Exercise goal —
Set down each line of the data below exactly as it stands, dropping the pictures.

▬▬▬▬▬▬▬▬▬▬

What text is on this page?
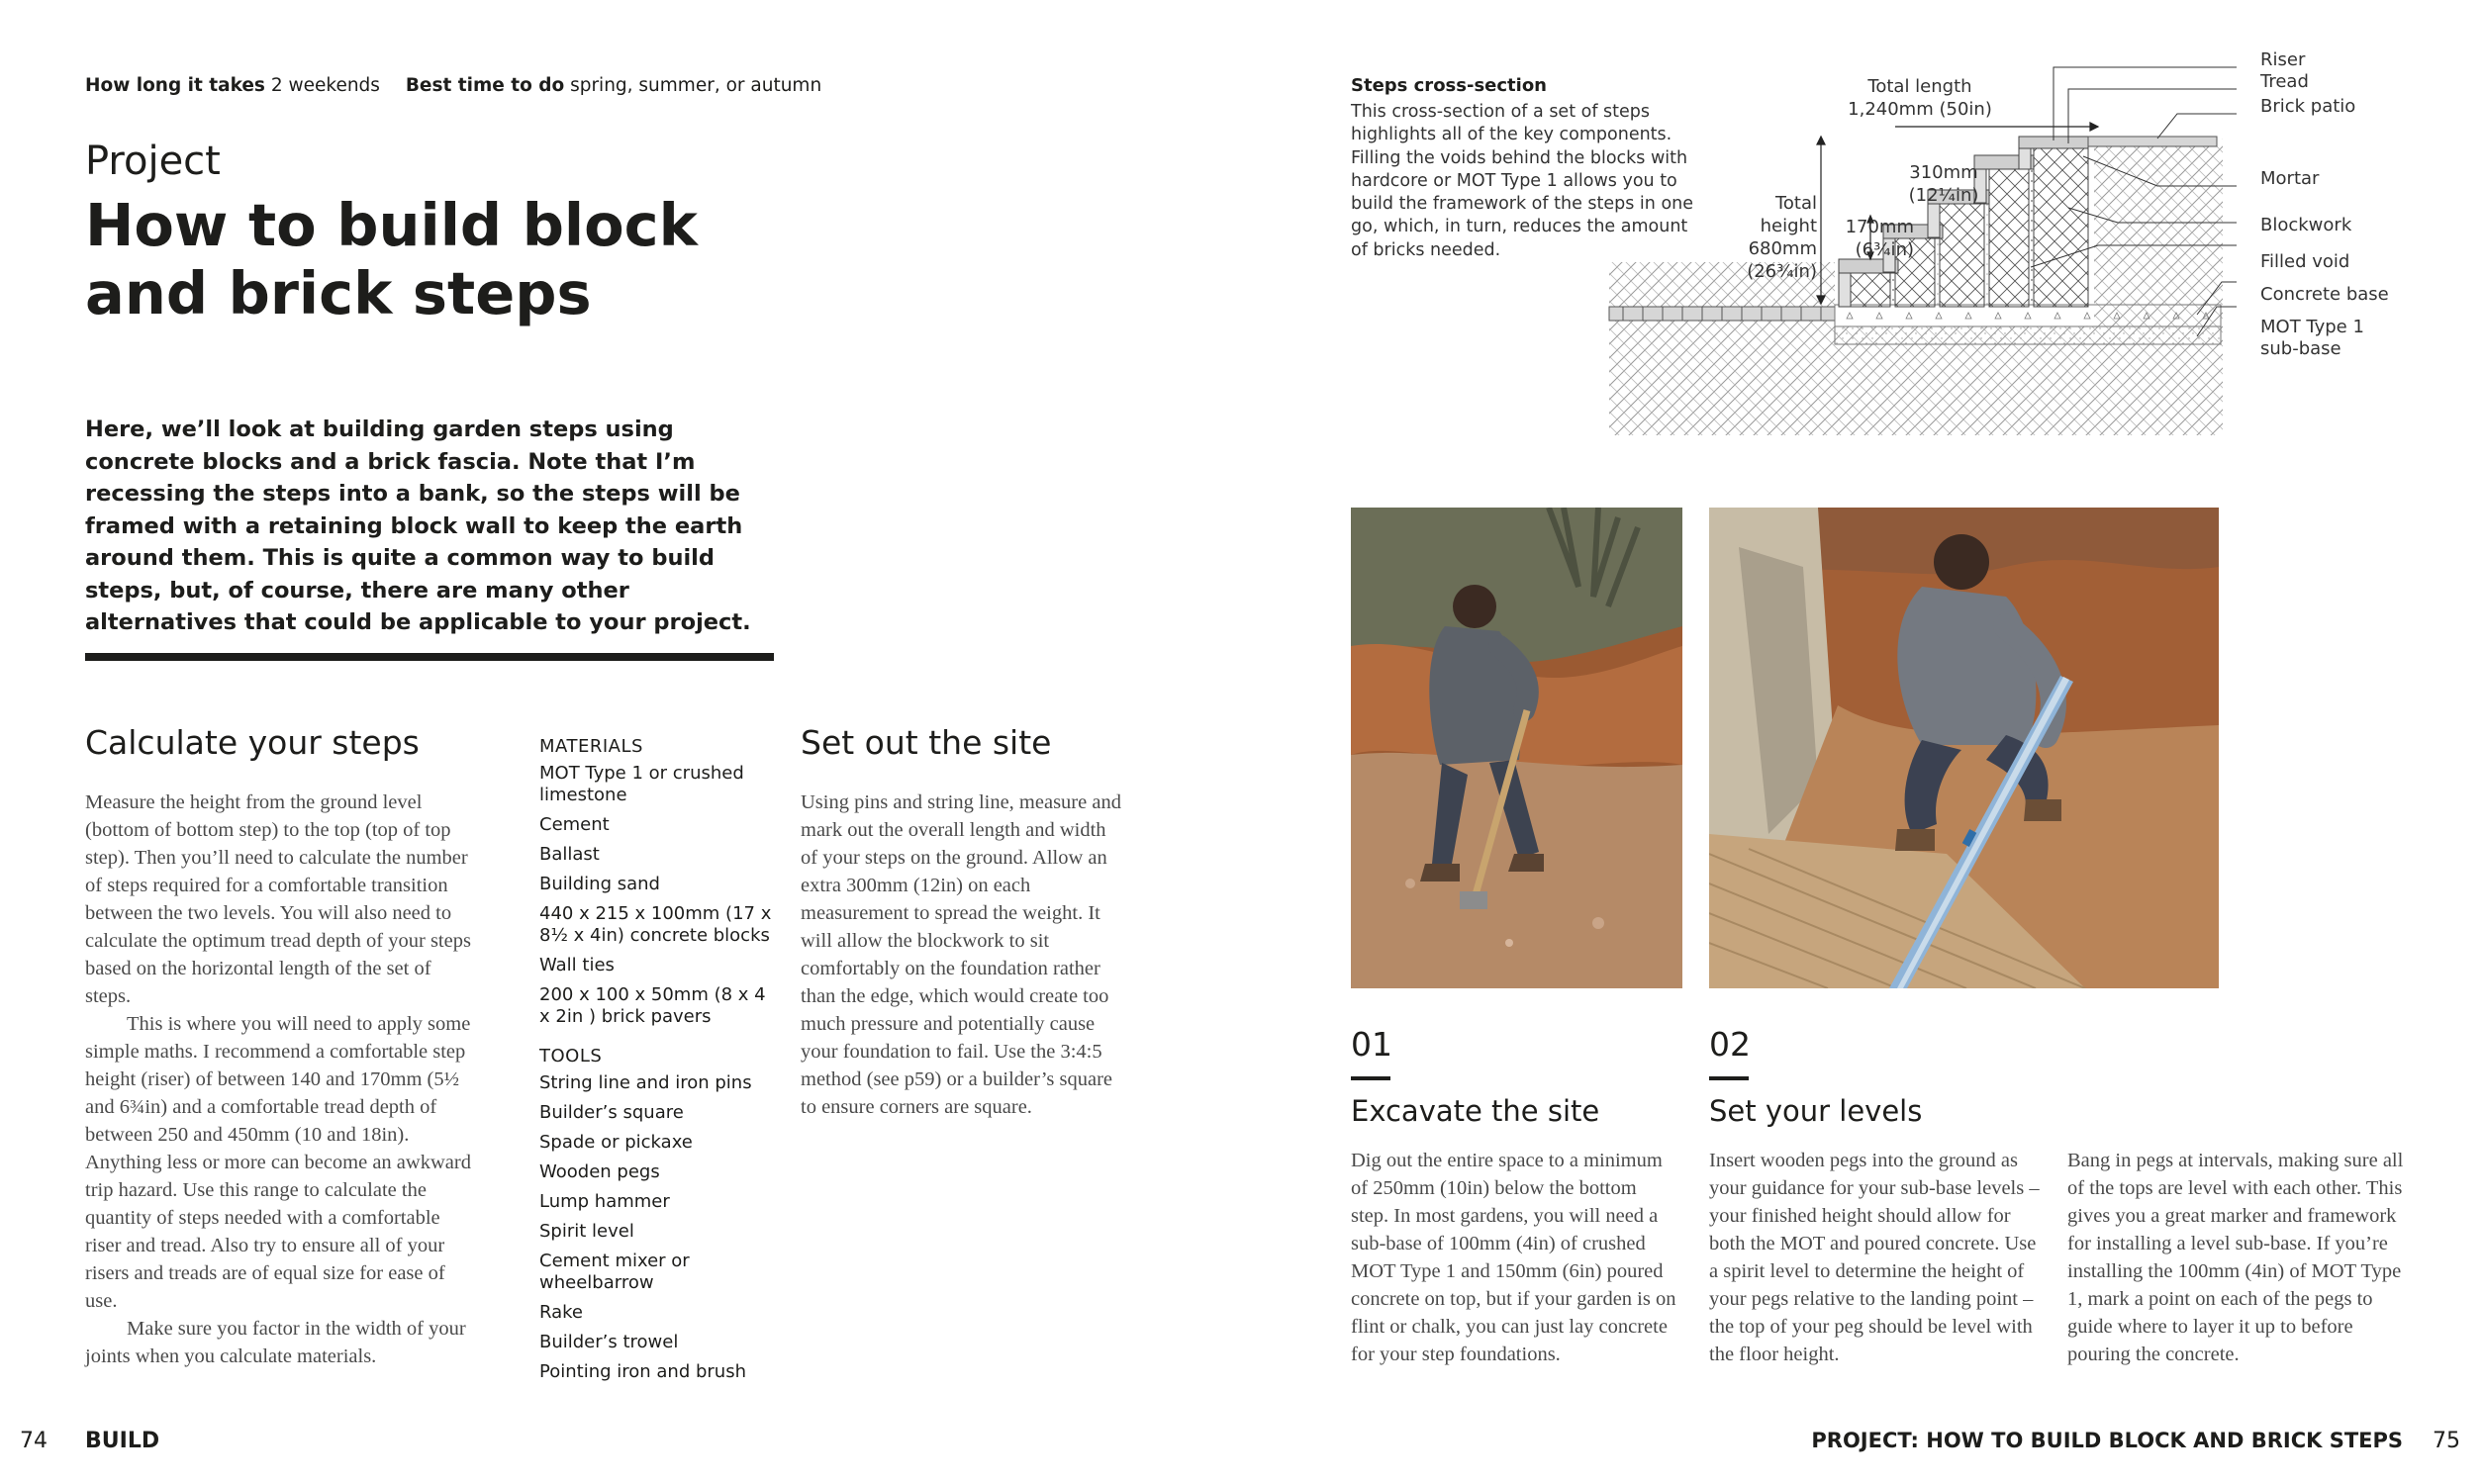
How long it takes 2 weekends Best time to do spring, summer, or autumn
Project
How to build block
and brick steps
Here, we’ll look at building garden steps using concrete blocks and a brick fascia. Note that I’m recessing the steps into a bank, so the steps will be framed with a retaining block wall to keep the earth around them. This is quite a common way to build steps, but, of course, there are many other alternatives that could be applicable to your project.
Calculate your steps

Measure the height from the ground level (bottom of bottom step) to the top (top of top step). Then you’ll need to calculate the number of steps required for a comfortable transition between the two levels. You will also need to calculate the optimum tread depth of your steps based on the horizontal length of the set of steps.

This is where you will need to apply some simple maths. I recommend a comfortable step height (riser) of between 140 and 170mm (5½ and 6¾in) and a comfortable tread depth of between 250 and 450mm (10 and 18in). Anything less or more can become an awkward trip hazard. Use this range to calculate the quantity of steps needed with a comfortable riser and tread. Also try to ensure all of your risers and treads are of equal size for ease of use.

Make sure you factor in the width of your joints when you calculate materials.

MATERIALS
MOT Type 1 or crushed limestone
Cement
Ballast
Building sand
440 x 215 x 100mm (17 x 8½ x 4in) concrete blocks
Wall ties
200 x 100 x 50mm (8 x 4 x 2in ) brick pavers
TOOLS
String line and iron pins
Builder’s square
Spade or pickaxe
Wooden pegs
Lump hammer
Spirit level
Cement mixer or wheelbarrow
Rake
Builder’s trowel
Pointing iron and brush
Set out the site
Using pins and string line, measure and mark out the overall length and width of your steps on the ground. Allow an extra 300mm (12in) on each measurement to spread the weight. It will allow the blockwork to sit comfortably on the foundation rather than the edge, which would create too much pressure and potentially cause your foundation to fail. Use the 3:4:5 method (see p59) or a builder’s square to ensure corners are square.
Steps cross-section
This cross-section of a set of steps highlights all of the key components. Filling the voids behind the blocks with hardcore or MOT Type 1 allows you to build the framework of the steps in one go, which, in turn, reduces the amount of bricks needed.
Total length
1,240mm (50in)
310mm
(12¼in)
170mm
(6¾in)
Total
height
680mm
(26¾in)
Riser
Tread
Brick patio
Mortar
Blockwork
Filled void
Concrete base
MOT Type 1
sub-base
01
Excavate the site
Dig out the entire space to a minimum of 250mm (10in) below the bottom step. In most gardens, you will need a sub-base of 100mm (4in) of crushed MOT Type 1 and 150mm (6in) poured concrete on top, but if your garden is on flint or chalk, you can just lay concrete for your step foundations.
02
Set your levels
Insert wooden pegs into the ground as your guidance for your sub-base levels – your finished height should allow for both the MOT and poured concrete. Use a spirit level to determine the height of your pegs relative to the landing point – the top of your peg should be level with the floor height.
Bang in pegs at intervals, making sure all of the tops are level with each other. This gives you a great marker and framework for installing a level sub-base. If you’re installing the 100mm (4in) of MOT Type 1, mark a point on each of the pegs to guide where to layer it up to before pouring the concrete.
74 BUILD	PROJECT: HOW TO BUILD BLOCK AND BRICK STEPS 75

▬▬▬▬▬▬▬▬▬▬

Expected answer —
What text is on this page?
How long it takes 2 weekends Best time to do spring, summer, or autumn
Project
How to build block
and brick steps
Here, we’ll look at building garden steps using concrete blocks and a brick fascia. Note that I’m recessing the steps into a bank, so the steps will be framed with a retaining block wall to keep the earth around them. This is quite a common way to build steps, but, of course, there are many other alternatives that could be applicable to your project.
Calculate your steps

Measure the height from the ground level (bottom of bottom step) to the top (top of top step). Then you’ll need to calculate the number of steps required for a comfortable transition between the two levels. You will also need to calculate the optimum tread depth of your steps based on the horizontal length of the set of steps.

This is where you will need to apply some simple maths. I recommend a comfortable step height (riser) of between 140 and 170mm (5½ and 6¾in) and a comfortable tread depth of between 250 and 450mm (10 and 18in). Anything less or more can become an awkward trip hazard. Use this range to calculate the quantity of steps needed with a comfortable riser and tread. Also try to ensure all of your risers and treads are of equal size for ease of use.

Make sure you factor in the width of your joints when you calculate materials.

MATERIALS
MOT Type 1 or crushed limestone
Cement
Ballast
Building sand
440 x 215 x 100mm (17 x 8½ x 4in) concrete blocks
Wall ties
200 x 100 x 50mm (8 x 4 x 2in ) brick pavers
TOOLS
String line and iron pins
Builder’s square
Spade or pickaxe
Wooden pegs
Lump hammer
Spirit level
Cement mixer or wheelbarrow
Rake
Builder’s trowel
Pointing iron and brush
Set out the site
Using pins and string line, measure and mark out the overall length and width of your steps on the ground. Allow an extra 300mm (12in) on each measurement to spread the weight. It will allow the blockwork to sit comfortably on the foundation rather than the edge, which would create too much pressure and potentially cause your foundation to fail. Use the 3:4:5 method (see p59) or a builder’s square to ensure corners are square.
Steps cross-section
This cross-section of a set of steps highlights all of the key components. Filling the voids behind the blocks with hardcore or MOT Type 1 allows you to build the framework of the steps in one go, which, in turn, reduces the amount of bricks needed.
Total length
1,240mm (50in)
310mm
(12¼in)
170mm
(6¾in)
Total
height
680mm
(26¾in)
Riser
Tread
Brick patio
Mortar
Blockwork
Filled void
Concrete base
MOT Type 1
sub-base
01
Excavate the site
Dig out the entire space to a minimum of 250mm (10in) below the bottom step. In most gardens, you will need a sub-base of 100mm (4in) of crushed MOT Type 1 and 150mm (6in) poured concrete on top, but if your garden is on flint or chalk, you can just lay concrete for your step foundations.
02
Set your levels
Insert wooden pegs into the ground as your guidance for your sub-base levels – your finished height should allow for both the MOT and poured concrete. Use a spirit level to determine the height of your pegs relative to the landing point – the top of your peg should be level with the floor height.
Bang in pegs at intervals, making sure all of the tops are level with each other. This gives you a great marker and framework for installing a level sub-base. If you’re installing the 100mm (4in) of MOT Type 1, mark a point on each of the pegs to guide where to layer it up to before pouring the concrete.
74 BUILD	PROJECT: HOW TO BUILD BLOCK AND BRICK STEPS 75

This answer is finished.